= Given instruction =
Transcribe each line exactly.

* BEGIN Extracted records *

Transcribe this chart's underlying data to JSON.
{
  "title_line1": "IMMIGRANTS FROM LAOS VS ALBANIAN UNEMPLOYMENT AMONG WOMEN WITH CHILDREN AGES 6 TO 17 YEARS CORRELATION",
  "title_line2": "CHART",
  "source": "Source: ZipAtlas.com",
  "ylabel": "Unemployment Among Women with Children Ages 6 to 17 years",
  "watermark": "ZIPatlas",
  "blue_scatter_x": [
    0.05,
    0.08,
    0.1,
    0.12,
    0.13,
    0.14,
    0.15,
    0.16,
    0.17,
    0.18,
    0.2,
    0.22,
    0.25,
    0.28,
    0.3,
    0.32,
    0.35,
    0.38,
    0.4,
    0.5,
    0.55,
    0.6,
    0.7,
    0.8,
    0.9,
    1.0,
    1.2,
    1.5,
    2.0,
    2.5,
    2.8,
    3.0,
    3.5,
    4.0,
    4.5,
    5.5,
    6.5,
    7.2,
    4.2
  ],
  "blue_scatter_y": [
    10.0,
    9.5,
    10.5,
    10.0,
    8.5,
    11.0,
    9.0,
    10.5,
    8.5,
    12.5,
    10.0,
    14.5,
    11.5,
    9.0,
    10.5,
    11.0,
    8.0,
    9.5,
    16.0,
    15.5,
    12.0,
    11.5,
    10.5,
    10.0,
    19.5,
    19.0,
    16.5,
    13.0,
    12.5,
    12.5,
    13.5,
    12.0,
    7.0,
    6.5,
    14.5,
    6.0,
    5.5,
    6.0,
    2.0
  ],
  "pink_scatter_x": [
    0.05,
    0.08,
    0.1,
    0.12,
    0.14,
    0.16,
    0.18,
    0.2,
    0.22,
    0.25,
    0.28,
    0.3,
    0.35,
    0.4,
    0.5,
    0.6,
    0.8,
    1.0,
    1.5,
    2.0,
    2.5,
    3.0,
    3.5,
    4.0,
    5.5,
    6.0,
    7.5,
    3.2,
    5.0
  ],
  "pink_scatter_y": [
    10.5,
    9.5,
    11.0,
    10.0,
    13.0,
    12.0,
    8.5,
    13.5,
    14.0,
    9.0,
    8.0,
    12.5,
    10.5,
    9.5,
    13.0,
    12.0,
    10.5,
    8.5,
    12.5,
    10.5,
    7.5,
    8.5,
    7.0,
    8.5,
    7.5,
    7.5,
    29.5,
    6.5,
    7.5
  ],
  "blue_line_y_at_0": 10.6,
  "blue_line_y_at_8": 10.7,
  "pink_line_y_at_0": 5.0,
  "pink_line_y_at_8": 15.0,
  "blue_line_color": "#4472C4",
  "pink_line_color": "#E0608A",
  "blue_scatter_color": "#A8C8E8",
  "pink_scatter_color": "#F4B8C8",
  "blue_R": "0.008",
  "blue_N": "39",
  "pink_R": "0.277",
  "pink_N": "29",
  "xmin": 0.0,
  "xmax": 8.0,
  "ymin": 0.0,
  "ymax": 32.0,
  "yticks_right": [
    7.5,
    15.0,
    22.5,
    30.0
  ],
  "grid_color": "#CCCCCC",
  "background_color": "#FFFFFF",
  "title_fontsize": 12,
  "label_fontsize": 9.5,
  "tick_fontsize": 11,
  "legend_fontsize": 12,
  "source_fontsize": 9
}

* END Extracted records *

= Task solution =
Transcribe this chart's underlying data to JSON.
{
  "title_line1": "IMMIGRANTS FROM LAOS VS ALBANIAN UNEMPLOYMENT AMONG WOMEN WITH CHILDREN AGES 6 TO 17 YEARS CORRELATION",
  "title_line2": "CHART",
  "source": "Source: ZipAtlas.com",
  "ylabel": "Unemployment Among Women with Children Ages 6 to 17 years",
  "watermark": "ZIPatlas",
  "blue_scatter_x": [
    0.05,
    0.08,
    0.1,
    0.12,
    0.13,
    0.14,
    0.15,
    0.16,
    0.17,
    0.18,
    0.2,
    0.22,
    0.25,
    0.28,
    0.3,
    0.32,
    0.35,
    0.38,
    0.4,
    0.5,
    0.55,
    0.6,
    0.7,
    0.8,
    0.9,
    1.0,
    1.2,
    1.5,
    2.0,
    2.5,
    2.8,
    3.0,
    3.5,
    4.0,
    4.5,
    5.5,
    6.5,
    7.2,
    4.2
  ],
  "blue_scatter_y": [
    10.0,
    9.5,
    10.5,
    10.0,
    8.5,
    11.0,
    9.0,
    10.5,
    8.5,
    12.5,
    10.0,
    14.5,
    11.5,
    9.0,
    10.5,
    11.0,
    8.0,
    9.5,
    16.0,
    15.5,
    12.0,
    11.5,
    10.5,
    10.0,
    19.5,
    19.0,
    16.5,
    13.0,
    12.5,
    12.5,
    13.5,
    12.0,
    7.0,
    6.5,
    14.5,
    6.0,
    5.5,
    6.0,
    2.0
  ],
  "pink_scatter_x": [
    0.05,
    0.08,
    0.1,
    0.12,
    0.14,
    0.16,
    0.18,
    0.2,
    0.22,
    0.25,
    0.28,
    0.3,
    0.35,
    0.4,
    0.5,
    0.6,
    0.8,
    1.0,
    1.5,
    2.0,
    2.5,
    3.0,
    3.5,
    4.0,
    5.5,
    6.0,
    7.5,
    3.2,
    5.0
  ],
  "pink_scatter_y": [
    10.5,
    9.5,
    11.0,
    10.0,
    13.0,
    12.0,
    8.5,
    13.5,
    14.0,
    9.0,
    8.0,
    12.5,
    10.5,
    9.5,
    13.0,
    12.0,
    10.5,
    8.5,
    12.5,
    10.5,
    7.5,
    8.5,
    7.0,
    8.5,
    7.5,
    7.5,
    29.5,
    6.5,
    7.5
  ],
  "blue_line_y_at_0": 10.6,
  "blue_line_y_at_8": 10.7,
  "pink_line_y_at_0": 5.0,
  "pink_line_y_at_8": 15.0,
  "blue_line_color": "#4472C4",
  "pink_line_color": "#E0608A",
  "blue_scatter_color": "#A8C8E8",
  "pink_scatter_color": "#F4B8C8",
  "blue_R": "0.008",
  "blue_N": "39",
  "pink_R": "0.277",
  "pink_N": "29",
  "xmin": 0.0,
  "xmax": 8.0,
  "ymin": 0.0,
  "ymax": 32.0,
  "yticks_right": [
    7.5,
    15.0,
    22.5,
    30.0
  ],
  "grid_color": "#CCCCCC",
  "background_color": "#FFFFFF",
  "title_fontsize": 12,
  "label_fontsize": 9.5,
  "tick_fontsize": 11,
  "legend_fontsize": 12,
  "source_fontsize": 9
}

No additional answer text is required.